WHAT IS NEEDED: Can you transcribe every entry word for word, skipping the images?

INPUT ROWS:
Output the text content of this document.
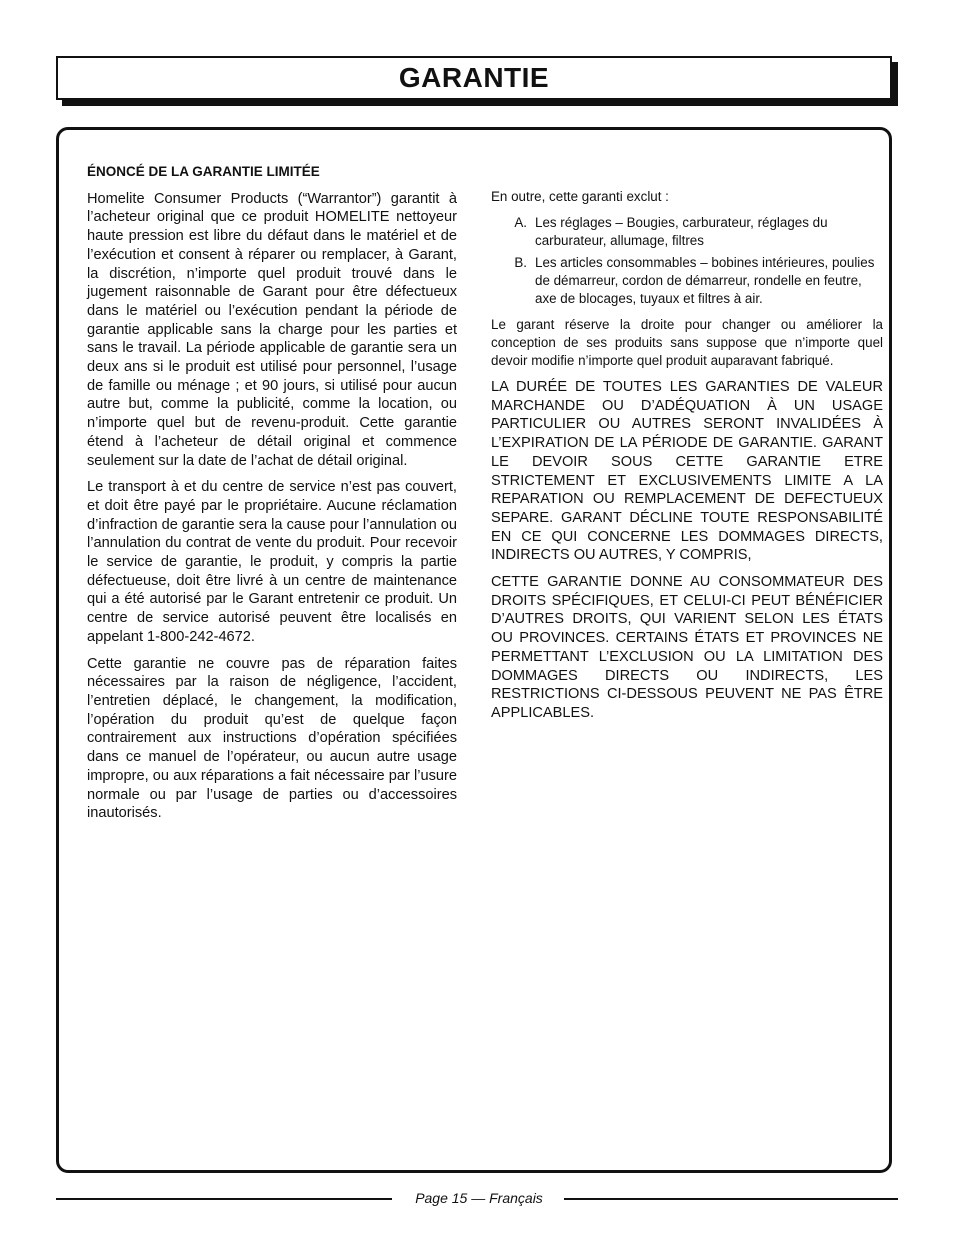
GARANTIE

ÉNONCÉ DE LA GARANTIE LIMITÉE

Homelite Consumer Products (“Warrantor”) garantit à l’acheteur original que ce produit HOMELITE nettoyeur haute pression est libre du défaut dans le matériel et de l’exécution et consent à réparer ou remplacer, à Garant, la discrétion, n’importe quel produit trouvé dans le jugement raisonnable de Garant pour être défectueux dans le matériel ou l’exécution pendant la période de garantie applicable sans la charge pour les parties et sans le travail. La période applicable de garantie sera un deux ans si le produit est utilisé pour personnel, l’usage de famille ou ménage ; et 90 jours, si utilisé pour aucun autre but, comme la publicité, comme la location, ou n’importe quel but de revenu-produit. Cette garantie étend à l’acheteur de détail original et commence seulement sur la date de l’achat de détail original.

Le transport à et du centre de service n’est pas couvert, et doit être payé par le propriétaire. Aucune réclamation d’infraction de garantie sera la cause pour l’annulation ou l’annulation du contrat de vente du produit. Pour recevoir le service de garantie, le produit, y compris la partie défectueuse, doit être livré à un centre de maintenance qui a été autorisé par le Garant entretenir ce produit. Un centre de service autorisé peuvent être localisés en appelant 1-800-242-4672.

Cette garantie ne couvre pas de réparation faites nécessaires par la raison de négligence, l’accident, l’entretien déplacé, le changement, la modification, l’opération du produit qu’est de quelque façon contrairement aux instructions d’opération spécifiées dans ce manuel de l’opérateur, ou aucun autre usage impropre, ou aux réparations a fait nécessaire par l’usure normale ou par l’usage de parties ou d’accessoires inautorisés.

En outre, cette garanti exclut :

A. Les réglages – Bougies, carburateur, réglages du carburateur, allumage, filtres
B. Les articles consommables – bobines intérieures, poulies de démarreur, cordon de démarreur, rondelle en feutre, axe de blocages, tuyaux et filtres à air.

Le garant réserve la droite pour changer ou améliorer la conception de ses produits sans suppose que n’importe quel devoir modifie n’importe quel produit auparavant fabriqué.

LA DURÉE DE TOUTES LES GARANTIES DE VALEUR MARCHANDE OU D’ADÉQUATION À UN USAGE PARTICULIER OU AUTRES SERONT INVALIDÉES À L’EXPIRATION DE LA PÉRIODE DE GARANTIE. GARANT LE DEVOIR SOUS CETTE GARANTIE ETRE STRICTEMENT ET EXCLUSIVEMENTS LIMITE A LA REPARATION OU REMPLACEMENT DE DEFECTUEUX SEPARE. GARANT DÉCLINE TOUTE RESPONSABILITÉ EN CE QUI CONCERNE LES DOMMAGES DIRECTS, INDIRECTS OU AUTRES, Y COMPRIS,

CETTE GARANTIE DONNE AU CONSOMMATEUR DES DROITS SPÉCIFIQUES, ET CELUI-CI PEUT BÉNÉFICIER D’AUTRES DROITS, QUI VARIENT SELON LES ÉTATS OU PROVINCES. CERTAINS ÉTATS ET PROVINCES NE PERMETTANT L’EXCLUSION OU LA LIMITATION DES DOMMAGES DIRECTS OU INDIRECTS, LES RESTRICTIONS CI-DESSOUS PEUVENT NE PAS ÊTRE APPLICABLES.

Page 15 — Français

SOLVED PROBLEM:
Output the text content of this document.
GARANTIE

ÉNONCÉ DE LA GARANTIE LIMITÉE

Homelite Consumer Products (“Warrantor”) garantit à l’acheteur original que ce produit HOMELITE nettoyeur haute pression est libre du défaut dans le matériel et de l’exécution et consent à réparer ou remplacer, à Garant, la discrétion, n’importe quel produit trouvé dans le jugement raisonnable de Garant pour être défectueux dans le matériel ou l’exécution pendant la période de garantie applicable sans la charge pour les parties et sans le travail. La période applicable de garantie sera un deux ans si le produit est utilisé pour personnel, l’usage de famille ou ménage ; et 90 jours, si utilisé pour aucun autre but, comme la publicité, comme la location, ou n’importe quel but de revenu-produit. Cette garantie étend à l’acheteur de détail original et commence seulement sur la date de l’achat de détail original.

Le transport à et du centre de service n’est pas couvert, et doit être payé par le propriétaire. Aucune réclamation d’infraction de garantie sera la cause pour l’annulation ou l’annulation du contrat de vente du produit. Pour recevoir le service de garantie, le produit, y compris la partie défectueuse, doit être livré à un centre de maintenance qui a été autorisé par le Garant entretenir ce produit. Un centre de service autorisé peuvent être localisés en appelant 1-800-242-4672.

Cette garantie ne couvre pas de réparation faites nécessaires par la raison de négligence, l’accident, l’entretien déplacé, le changement, la modification, l’opération du produit qu’est de quelque façon contrairement aux instructions d’opération spécifiées dans ce manuel de l’opérateur, ou aucun autre usage impropre, ou aux réparations a fait nécessaire par l’usure normale ou par l’usage de parties ou d’accessoires inautorisés.

En outre, cette garanti exclut :

A. Les réglages – Bougies, carburateur, réglages du carburateur, allumage, filtres
B. Les articles consommables – bobines intérieures, poulies de démarreur, cordon de démarreur, rondelle en feutre, axe de blocages, tuyaux et filtres à air.

Le garant réserve la droite pour changer ou améliorer la conception de ses produits sans suppose que n’importe quel devoir modifie n’importe quel produit auparavant fabriqué.

LA DURÉE DE TOUTES LES GARANTIES DE VALEUR MARCHANDE OU D’ADÉQUATION À UN USAGE PARTICULIER OU AUTRES SERONT INVALIDÉES À L’EXPIRATION DE LA PÉRIODE DE GARANTIE. GARANT LE DEVOIR SOUS CETTE GARANTIE ETRE STRICTEMENT ET EXCLUSIVEMENTS LIMITE A LA REPARATION OU REMPLACEMENT DE DEFECTUEUX SEPARE. GARANT DÉCLINE TOUTE RESPONSABILITÉ EN CE QUI CONCERNE LES DOMMAGES DIRECTS, INDIRECTS OU AUTRES, Y COMPRIS,

CETTE GARANTIE DONNE AU CONSOMMATEUR DES DROITS SPÉCIFIQUES, ET CELUI-CI PEUT BÉNÉFICIER D’AUTRES DROITS, QUI VARIENT SELON LES ÉTATS OU PROVINCES. CERTAINS ÉTATS ET PROVINCES NE PERMETTANT L’EXCLUSION OU LA LIMITATION DES DOMMAGES DIRECTS OU INDIRECTS, LES RESTRICTIONS CI-DESSOUS PEUVENT NE PAS ÊTRE APPLICABLES.

Page 15 — Français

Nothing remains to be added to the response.